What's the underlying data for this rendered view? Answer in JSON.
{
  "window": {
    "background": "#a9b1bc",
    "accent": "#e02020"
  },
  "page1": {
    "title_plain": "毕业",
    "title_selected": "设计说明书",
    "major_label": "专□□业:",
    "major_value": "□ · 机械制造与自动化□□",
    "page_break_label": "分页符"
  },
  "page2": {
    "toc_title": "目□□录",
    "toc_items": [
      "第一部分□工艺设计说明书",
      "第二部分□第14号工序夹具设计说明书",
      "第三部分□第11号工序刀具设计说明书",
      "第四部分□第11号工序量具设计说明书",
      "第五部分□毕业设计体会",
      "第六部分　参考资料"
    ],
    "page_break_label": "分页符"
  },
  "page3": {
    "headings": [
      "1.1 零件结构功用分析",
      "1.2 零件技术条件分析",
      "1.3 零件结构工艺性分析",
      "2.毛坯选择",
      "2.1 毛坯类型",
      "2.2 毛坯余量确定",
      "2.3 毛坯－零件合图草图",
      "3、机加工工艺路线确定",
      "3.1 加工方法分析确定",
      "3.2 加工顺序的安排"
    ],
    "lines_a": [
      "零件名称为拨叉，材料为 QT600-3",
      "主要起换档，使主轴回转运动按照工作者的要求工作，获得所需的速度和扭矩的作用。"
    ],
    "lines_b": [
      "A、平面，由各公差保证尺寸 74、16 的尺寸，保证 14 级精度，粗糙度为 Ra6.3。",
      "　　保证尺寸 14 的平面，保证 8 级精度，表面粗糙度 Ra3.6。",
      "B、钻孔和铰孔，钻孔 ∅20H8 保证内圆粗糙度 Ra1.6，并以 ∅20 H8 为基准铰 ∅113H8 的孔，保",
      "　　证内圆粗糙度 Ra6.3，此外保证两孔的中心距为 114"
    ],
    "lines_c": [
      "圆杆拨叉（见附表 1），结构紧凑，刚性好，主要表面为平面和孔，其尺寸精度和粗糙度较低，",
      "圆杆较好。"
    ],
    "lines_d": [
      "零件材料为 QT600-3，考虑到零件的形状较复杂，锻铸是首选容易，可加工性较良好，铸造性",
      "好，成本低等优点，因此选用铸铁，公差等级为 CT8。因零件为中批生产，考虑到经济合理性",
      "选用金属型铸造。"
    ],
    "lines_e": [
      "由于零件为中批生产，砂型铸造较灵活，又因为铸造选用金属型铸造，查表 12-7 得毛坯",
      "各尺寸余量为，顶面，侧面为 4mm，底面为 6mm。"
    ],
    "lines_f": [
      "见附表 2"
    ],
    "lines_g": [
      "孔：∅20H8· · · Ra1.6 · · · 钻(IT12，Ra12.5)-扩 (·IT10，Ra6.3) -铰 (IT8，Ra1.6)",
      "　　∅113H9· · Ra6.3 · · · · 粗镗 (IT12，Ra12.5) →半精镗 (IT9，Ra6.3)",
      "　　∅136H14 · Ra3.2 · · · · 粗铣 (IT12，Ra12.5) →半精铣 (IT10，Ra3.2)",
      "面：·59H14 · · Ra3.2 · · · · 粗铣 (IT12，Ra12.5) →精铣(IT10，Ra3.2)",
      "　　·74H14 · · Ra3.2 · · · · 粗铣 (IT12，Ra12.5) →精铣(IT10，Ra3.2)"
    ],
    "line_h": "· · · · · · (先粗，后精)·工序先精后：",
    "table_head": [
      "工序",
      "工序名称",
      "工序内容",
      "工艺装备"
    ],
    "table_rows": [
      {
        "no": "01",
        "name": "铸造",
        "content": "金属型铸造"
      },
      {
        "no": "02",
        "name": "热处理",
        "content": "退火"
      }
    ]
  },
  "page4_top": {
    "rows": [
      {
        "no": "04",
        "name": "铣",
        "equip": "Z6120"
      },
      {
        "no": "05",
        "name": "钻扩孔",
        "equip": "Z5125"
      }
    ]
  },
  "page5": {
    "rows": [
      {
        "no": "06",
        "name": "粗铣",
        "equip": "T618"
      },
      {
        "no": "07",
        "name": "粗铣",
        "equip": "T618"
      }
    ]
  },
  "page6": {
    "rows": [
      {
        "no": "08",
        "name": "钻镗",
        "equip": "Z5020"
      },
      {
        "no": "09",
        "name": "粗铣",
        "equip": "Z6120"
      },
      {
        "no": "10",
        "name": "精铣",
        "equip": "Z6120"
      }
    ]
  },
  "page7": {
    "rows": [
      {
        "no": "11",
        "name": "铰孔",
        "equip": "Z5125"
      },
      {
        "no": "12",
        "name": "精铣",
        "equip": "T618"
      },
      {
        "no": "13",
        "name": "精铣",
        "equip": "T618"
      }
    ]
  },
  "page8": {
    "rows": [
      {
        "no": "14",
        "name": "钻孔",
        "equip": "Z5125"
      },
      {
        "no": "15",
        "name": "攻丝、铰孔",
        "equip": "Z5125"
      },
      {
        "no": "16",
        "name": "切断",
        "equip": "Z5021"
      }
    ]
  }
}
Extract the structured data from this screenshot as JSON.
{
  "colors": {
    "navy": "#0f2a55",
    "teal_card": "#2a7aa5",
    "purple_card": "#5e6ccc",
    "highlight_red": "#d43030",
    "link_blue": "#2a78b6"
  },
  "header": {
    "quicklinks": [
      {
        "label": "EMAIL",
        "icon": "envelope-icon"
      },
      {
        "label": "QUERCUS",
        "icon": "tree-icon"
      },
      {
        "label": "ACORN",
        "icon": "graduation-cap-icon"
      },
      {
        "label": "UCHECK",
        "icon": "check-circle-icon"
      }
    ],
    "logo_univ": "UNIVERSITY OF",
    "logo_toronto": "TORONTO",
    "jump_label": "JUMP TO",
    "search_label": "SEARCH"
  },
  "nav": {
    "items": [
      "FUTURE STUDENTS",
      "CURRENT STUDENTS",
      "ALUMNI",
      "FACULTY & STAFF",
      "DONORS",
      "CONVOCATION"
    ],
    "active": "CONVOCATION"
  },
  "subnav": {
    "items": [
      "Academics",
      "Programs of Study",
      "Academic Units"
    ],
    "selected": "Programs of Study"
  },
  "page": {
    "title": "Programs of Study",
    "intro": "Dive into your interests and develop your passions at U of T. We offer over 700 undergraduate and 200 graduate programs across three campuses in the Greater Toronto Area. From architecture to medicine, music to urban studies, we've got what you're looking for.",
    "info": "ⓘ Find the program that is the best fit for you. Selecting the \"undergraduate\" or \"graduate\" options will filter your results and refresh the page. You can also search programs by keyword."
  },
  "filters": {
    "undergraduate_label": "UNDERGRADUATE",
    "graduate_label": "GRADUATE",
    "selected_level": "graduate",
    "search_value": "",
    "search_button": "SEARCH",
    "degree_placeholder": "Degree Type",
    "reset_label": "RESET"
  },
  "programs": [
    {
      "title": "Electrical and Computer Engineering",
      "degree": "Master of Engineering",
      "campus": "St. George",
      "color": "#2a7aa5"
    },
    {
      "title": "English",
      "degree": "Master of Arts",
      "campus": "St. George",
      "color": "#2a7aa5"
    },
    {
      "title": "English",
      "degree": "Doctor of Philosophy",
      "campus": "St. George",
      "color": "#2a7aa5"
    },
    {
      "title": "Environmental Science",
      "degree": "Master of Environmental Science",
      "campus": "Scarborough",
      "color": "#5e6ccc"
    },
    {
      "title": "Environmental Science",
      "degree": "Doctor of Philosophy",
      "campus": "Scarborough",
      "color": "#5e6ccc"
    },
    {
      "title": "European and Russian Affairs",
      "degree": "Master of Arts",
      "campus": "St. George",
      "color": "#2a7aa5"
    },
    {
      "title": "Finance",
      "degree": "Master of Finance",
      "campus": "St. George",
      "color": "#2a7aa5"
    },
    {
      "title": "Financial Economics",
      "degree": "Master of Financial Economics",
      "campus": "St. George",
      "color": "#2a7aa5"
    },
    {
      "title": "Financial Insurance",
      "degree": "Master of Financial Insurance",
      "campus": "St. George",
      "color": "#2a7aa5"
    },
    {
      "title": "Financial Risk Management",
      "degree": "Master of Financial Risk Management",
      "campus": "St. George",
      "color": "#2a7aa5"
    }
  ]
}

**Exercise instructions**
Show all lines in the entries above where the string "Insurance" appears.

**Exercise response**
      "title": "Financial Insurance",
      "degree": "Master of Financial Insurance",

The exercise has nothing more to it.